Start of Provided records

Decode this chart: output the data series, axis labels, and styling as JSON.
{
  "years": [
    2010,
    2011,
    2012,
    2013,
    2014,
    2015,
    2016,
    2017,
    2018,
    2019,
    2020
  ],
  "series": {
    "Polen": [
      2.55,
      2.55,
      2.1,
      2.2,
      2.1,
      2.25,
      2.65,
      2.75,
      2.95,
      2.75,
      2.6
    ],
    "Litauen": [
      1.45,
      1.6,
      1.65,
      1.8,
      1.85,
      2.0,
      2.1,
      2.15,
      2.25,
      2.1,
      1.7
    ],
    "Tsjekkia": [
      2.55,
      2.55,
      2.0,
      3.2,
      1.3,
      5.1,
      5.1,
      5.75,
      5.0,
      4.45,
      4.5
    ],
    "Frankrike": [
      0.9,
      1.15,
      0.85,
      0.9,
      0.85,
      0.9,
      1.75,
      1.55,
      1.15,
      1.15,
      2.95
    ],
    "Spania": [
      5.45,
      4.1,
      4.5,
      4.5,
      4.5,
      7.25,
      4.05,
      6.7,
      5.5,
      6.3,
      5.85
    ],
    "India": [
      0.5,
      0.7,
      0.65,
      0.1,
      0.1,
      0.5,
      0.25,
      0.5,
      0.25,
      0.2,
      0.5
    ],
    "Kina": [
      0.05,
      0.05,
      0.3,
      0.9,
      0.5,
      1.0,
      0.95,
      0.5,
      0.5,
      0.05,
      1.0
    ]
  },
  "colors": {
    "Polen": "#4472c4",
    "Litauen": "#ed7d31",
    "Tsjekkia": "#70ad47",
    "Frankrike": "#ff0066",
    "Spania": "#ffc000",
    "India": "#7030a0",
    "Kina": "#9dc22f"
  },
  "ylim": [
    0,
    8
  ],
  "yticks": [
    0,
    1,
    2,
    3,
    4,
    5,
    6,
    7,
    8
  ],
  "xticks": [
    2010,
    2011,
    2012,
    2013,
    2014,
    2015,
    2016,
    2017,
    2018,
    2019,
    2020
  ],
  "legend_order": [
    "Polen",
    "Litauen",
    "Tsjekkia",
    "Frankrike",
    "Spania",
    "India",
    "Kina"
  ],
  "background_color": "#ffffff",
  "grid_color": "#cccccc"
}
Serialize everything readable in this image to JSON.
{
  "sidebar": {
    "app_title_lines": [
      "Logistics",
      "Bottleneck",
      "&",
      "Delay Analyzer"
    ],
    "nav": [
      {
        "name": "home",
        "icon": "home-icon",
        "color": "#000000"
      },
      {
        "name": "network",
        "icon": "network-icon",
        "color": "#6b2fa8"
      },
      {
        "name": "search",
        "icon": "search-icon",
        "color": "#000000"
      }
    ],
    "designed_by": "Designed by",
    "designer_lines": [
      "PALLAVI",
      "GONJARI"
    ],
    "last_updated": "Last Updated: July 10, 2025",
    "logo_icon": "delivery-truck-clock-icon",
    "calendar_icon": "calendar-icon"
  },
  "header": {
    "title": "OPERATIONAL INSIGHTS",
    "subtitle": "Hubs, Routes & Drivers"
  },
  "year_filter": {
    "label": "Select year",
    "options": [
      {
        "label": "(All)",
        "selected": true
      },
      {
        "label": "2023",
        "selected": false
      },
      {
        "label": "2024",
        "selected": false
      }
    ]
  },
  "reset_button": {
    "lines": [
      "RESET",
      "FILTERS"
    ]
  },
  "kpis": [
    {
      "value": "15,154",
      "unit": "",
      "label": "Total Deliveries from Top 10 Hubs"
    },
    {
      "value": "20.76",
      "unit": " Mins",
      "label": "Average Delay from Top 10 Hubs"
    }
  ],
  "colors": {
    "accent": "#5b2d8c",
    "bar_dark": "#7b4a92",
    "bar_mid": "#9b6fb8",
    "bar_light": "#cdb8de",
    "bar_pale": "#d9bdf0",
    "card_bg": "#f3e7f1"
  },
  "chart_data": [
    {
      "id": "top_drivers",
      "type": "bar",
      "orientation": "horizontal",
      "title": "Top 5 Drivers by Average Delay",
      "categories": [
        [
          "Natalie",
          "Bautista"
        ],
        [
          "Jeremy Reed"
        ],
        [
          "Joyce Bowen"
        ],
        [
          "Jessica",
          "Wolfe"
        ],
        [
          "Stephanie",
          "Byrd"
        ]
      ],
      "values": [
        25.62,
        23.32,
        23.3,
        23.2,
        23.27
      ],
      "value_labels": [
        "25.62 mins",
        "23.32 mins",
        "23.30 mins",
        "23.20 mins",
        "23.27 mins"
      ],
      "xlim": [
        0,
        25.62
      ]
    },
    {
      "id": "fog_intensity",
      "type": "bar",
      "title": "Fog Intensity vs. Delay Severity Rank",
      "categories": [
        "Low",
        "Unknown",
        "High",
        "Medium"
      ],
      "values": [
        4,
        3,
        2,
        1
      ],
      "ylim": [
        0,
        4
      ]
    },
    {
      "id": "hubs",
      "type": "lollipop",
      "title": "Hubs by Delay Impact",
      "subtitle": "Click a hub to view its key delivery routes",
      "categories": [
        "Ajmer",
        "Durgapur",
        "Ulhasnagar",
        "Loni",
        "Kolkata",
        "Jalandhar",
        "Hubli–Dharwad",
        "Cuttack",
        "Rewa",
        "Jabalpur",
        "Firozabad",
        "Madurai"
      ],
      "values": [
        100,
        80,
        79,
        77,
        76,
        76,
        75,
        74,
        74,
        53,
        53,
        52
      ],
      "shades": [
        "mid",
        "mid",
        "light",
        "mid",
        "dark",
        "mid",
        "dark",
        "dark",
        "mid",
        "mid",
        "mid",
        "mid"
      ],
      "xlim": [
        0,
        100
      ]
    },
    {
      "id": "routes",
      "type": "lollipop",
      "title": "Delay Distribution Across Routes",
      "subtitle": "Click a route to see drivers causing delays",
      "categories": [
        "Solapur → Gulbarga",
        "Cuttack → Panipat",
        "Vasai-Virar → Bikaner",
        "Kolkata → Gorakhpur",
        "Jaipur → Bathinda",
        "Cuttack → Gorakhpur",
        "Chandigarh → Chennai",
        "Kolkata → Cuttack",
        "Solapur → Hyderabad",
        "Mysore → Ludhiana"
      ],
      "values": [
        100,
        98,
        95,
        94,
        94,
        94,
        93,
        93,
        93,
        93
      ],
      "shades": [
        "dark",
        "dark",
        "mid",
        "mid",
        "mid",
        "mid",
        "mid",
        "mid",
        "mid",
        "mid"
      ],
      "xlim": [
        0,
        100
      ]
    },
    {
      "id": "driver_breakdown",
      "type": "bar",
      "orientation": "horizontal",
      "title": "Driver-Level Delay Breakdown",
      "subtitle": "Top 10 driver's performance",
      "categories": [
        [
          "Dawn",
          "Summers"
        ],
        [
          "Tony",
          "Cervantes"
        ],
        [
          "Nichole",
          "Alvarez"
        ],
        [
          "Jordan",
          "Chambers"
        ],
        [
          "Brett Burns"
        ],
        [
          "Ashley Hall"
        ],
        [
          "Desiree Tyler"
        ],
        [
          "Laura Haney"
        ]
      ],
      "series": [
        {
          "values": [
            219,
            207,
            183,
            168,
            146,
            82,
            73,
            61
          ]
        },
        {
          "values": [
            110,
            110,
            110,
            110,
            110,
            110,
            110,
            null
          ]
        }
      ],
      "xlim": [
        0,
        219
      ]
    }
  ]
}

End of Provided records

**Task to complete**
Quote every record above exactly.

**Answer to this task**
Decode this chart: output the data series, axis labels, and styling as JSON.
{
  "years": [
    2010,
    2011,
    2012,
    2013,
    2014,
    2015,
    2016,
    2017,
    2018,
    2019,
    2020
  ],
  "series": {
    "Polen": [
      2.55,
      2.55,
      2.1,
      2.2,
      2.1,
      2.25,
      2.65,
      2.75,
      2.95,
      2.75,
      2.6
    ],
    "Litauen": [
      1.45,
      1.6,
      1.65,
      1.8,
      1.85,
      2.0,
      2.1,
      2.15,
      2.25,
      2.1,
      1.7
    ],
    "Tsjekkia": [
      2.55,
      2.55,
      2.0,
      3.2,
      1.3,
      5.1,
      5.1,
      5.75,
      5.0,
      4.45,
      4.5
    ],
    "Frankrike": [
      0.9,
      1.15,
      0.85,
      0.9,
      0.85,
      0.9,
      1.75,
      1.55,
      1.15,
      1.15,
      2.95
    ],
    "Spania": [
      5.45,
      4.1,
      4.5,
      4.5,
      4.5,
      7.25,
      4.05,
      6.7,
      5.5,
      6.3,
      5.85
    ],
    "India": [
      0.5,
      0.7,
      0.65,
      0.1,
      0.1,
      0.5,
      0.25,
      0.5,
      0.25,
      0.2,
      0.5
    ],
    "Kina": [
      0.05,
      0.05,
      0.3,
      0.9,
      0.5,
      1.0,
      0.95,
      0.5,
      0.5,
      0.05,
      1.0
    ]
  },
  "colors": {
    "Polen": "#4472c4",
    "Litauen": "#ed7d31",
    "Tsjekkia": "#70ad47",
    "Frankrike": "#ff0066",
    "Spania": "#ffc000",
    "India": "#7030a0",
    "Kina": "#9dc22f"
  },
  "ylim": [
    0,
    8
  ],
  "yticks": [
    0,
    1,
    2,
    3,
    4,
    5,
    6,
    7,
    8
  ],
  "xticks": [
    2010,
    2011,
    2012,
    2013,
    2014,
    2015,
    2016,
    2017,
    2018,
    2019,
    2020
  ],
  "legend_order": [
    "Polen",
    "Litauen",
    "Tsjekkia",
    "Frankrike",
    "Spania",
    "India",
    "Kina"
  ],
  "background_color": "#ffffff",
  "grid_color": "#cccccc"
}
Serialize everything readable in this image to JSON.
{
  "sidebar": {
    "app_title_lines": [
      "Logistics",
      "Bottleneck",
      "&",
      "Delay Analyzer"
    ],
    "nav": [
      {
        "name": "home",
        "icon": "home-icon",
        "color": "#000000"
      },
      {
        "name": "network",
        "icon": "network-icon",
        "color": "#6b2fa8"
      },
      {
        "name": "search",
        "icon": "search-icon",
        "color": "#000000"
      }
    ],
    "designed_by": "Designed by",
    "designer_lines": [
      "PALLAVI",
      "GONJARI"
    ],
    "last_updated": "Last Updated: July 10, 2025",
    "logo_icon": "delivery-truck-clock-icon",
    "calendar_icon": "calendar-icon"
  },
  "header": {
    "title": "OPERATIONAL INSIGHTS",
    "subtitle": "Hubs, Routes & Drivers"
  },
  "year_filter": {
    "label": "Select year",
    "options": [
      {
        "label": "(All)",
        "selected": true
      },
      {
        "label": "2023",
        "selected": false
      },
      {
        "label": "2024",
        "selected": false
      }
    ]
  },
  "reset_button": {
    "lines": [
      "RESET",
      "FILTERS"
    ]
  },
  "kpis": [
    {
      "value": "15,154",
      "unit": "",
      "label": "Total Deliveries from Top 10 Hubs"
    },
    {
      "value": "20.76",
      "unit": " Mins",
      "label": "Average Delay from Top 10 Hubs"
    }
  ],
  "colors": {
    "accent": "#5b2d8c",
    "bar_dark": "#7b4a92",
    "bar_mid": "#9b6fb8",
    "bar_light": "#cdb8de",
    "bar_pale": "#d9bdf0",
    "card_bg": "#f3e7f1"
  },
  "chart_data": [
    {
      "id": "top_drivers",
      "type": "bar",
      "orientation": "horizontal",
      "title": "Top 5 Drivers by Average Delay",
      "categories": [
        [
          "Natalie",
          "Bautista"
        ],
        [
          "Jeremy Reed"
        ],
        [
          "Joyce Bowen"
        ],
        [
          "Jessica",
          "Wolfe"
        ],
        [
          "Stephanie",
          "Byrd"
        ]
      ],
      "values": [
        25.62,
        23.32,
        23.3,
        23.2,
        23.27
      ],
      "value_labels": [
        "25.62 mins",
        "23.32 mins",
        "23.30 mins",
        "23.20 mins",
        "23.27 mins"
      ],
      "xlim": [
        0,
        25.62
      ]
    },
    {
      "id": "fog_intensity",
      "type": "bar",
      "title": "Fog Intensity vs. Delay Severity Rank",
      "categories": [
        "Low",
        "Unknown",
        "High",
        "Medium"
      ],
      "values": [
        4,
        3,
        2,
        1
      ],
      "ylim": [
        0,
        4
      ]
    },
    {
      "id": "hubs",
      "type": "lollipop",
      "title": "Hubs by Delay Impact",
      "subtitle": "Click a hub to view its key delivery routes",
      "categories": [
        "Ajmer",
        "Durgapur",
        "Ulhasnagar",
        "Loni",
        "Kolkata",
        "Jalandhar",
        "Hubli–Dharwad",
        "Cuttack",
        "Rewa",
        "Jabalpur",
        "Firozabad",
        "Madurai"
      ],
      "values": [
        100,
        80,
        79,
        77,
        76,
        76,
        75,
        74,
        74,
        53,
        53,
        52
      ],
      "shades": [
        "mid",
        "mid",
        "light",
        "mid",
        "dark",
        "mid",
        "dark",
        "dark",
        "mid",
        "mid",
        "mid",
        "mid"
      ],
      "xlim": [
        0,
        100
      ]
    },
    {
      "id": "routes",
      "type": "lollipop",
      "title": "Delay Distribution Across Routes",
      "subtitle": "Click a route to see drivers causing delays",
      "categories": [
        "Solapur → Gulbarga",
        "Cuttack → Panipat",
        "Vasai-Virar → Bikaner",
        "Kolkata → Gorakhpur",
        "Jaipur → Bathinda",
        "Cuttack → Gorakhpur",
        "Chandigarh → Chennai",
        "Kolkata → Cuttack",
        "Solapur → Hyderabad",
        "Mysore → Ludhiana"
      ],
      "values": [
        100,
        98,
        95,
        94,
        94,
        94,
        93,
        93,
        93,
        93
      ],
      "shades": [
        "dark",
        "dark",
        "mid",
        "mid",
        "mid",
        "mid",
        "mid",
        "mid",
        "mid",
        "mid"
      ],
      "xlim": [
        0,
        100
      ]
    },
    {
      "id": "driver_breakdown",
      "type": "bar",
      "orientation": "horizontal",
      "title": "Driver-Level Delay Breakdown",
      "subtitle": "Top 10 driver's performance",
      "categories": [
        [
          "Dawn",
          "Summers"
        ],
        [
          "Tony",
          "Cervantes"
        ],
        [
          "Nichole",
          "Alvarez"
        ],
        [
          "Jordan",
          "Chambers"
        ],
        [
          "Brett Burns"
        ],
        [
          "Ashley Hall"
        ],
        [
          "Desiree Tyler"
        ],
        [
          "Laura Haney"
        ]
      ],
      "series": [
        {
          "values": [
            219,
            207,
            183,
            168,
            146,
            82,
            73,
            61
          ]
        },
        {
          "values": [
            110,
            110,
            110,
            110,
            110,
            110,
            110,
            null
          ]
        }
      ],
      "xlim": [
        0,
        219
      ]
    }
  ]
}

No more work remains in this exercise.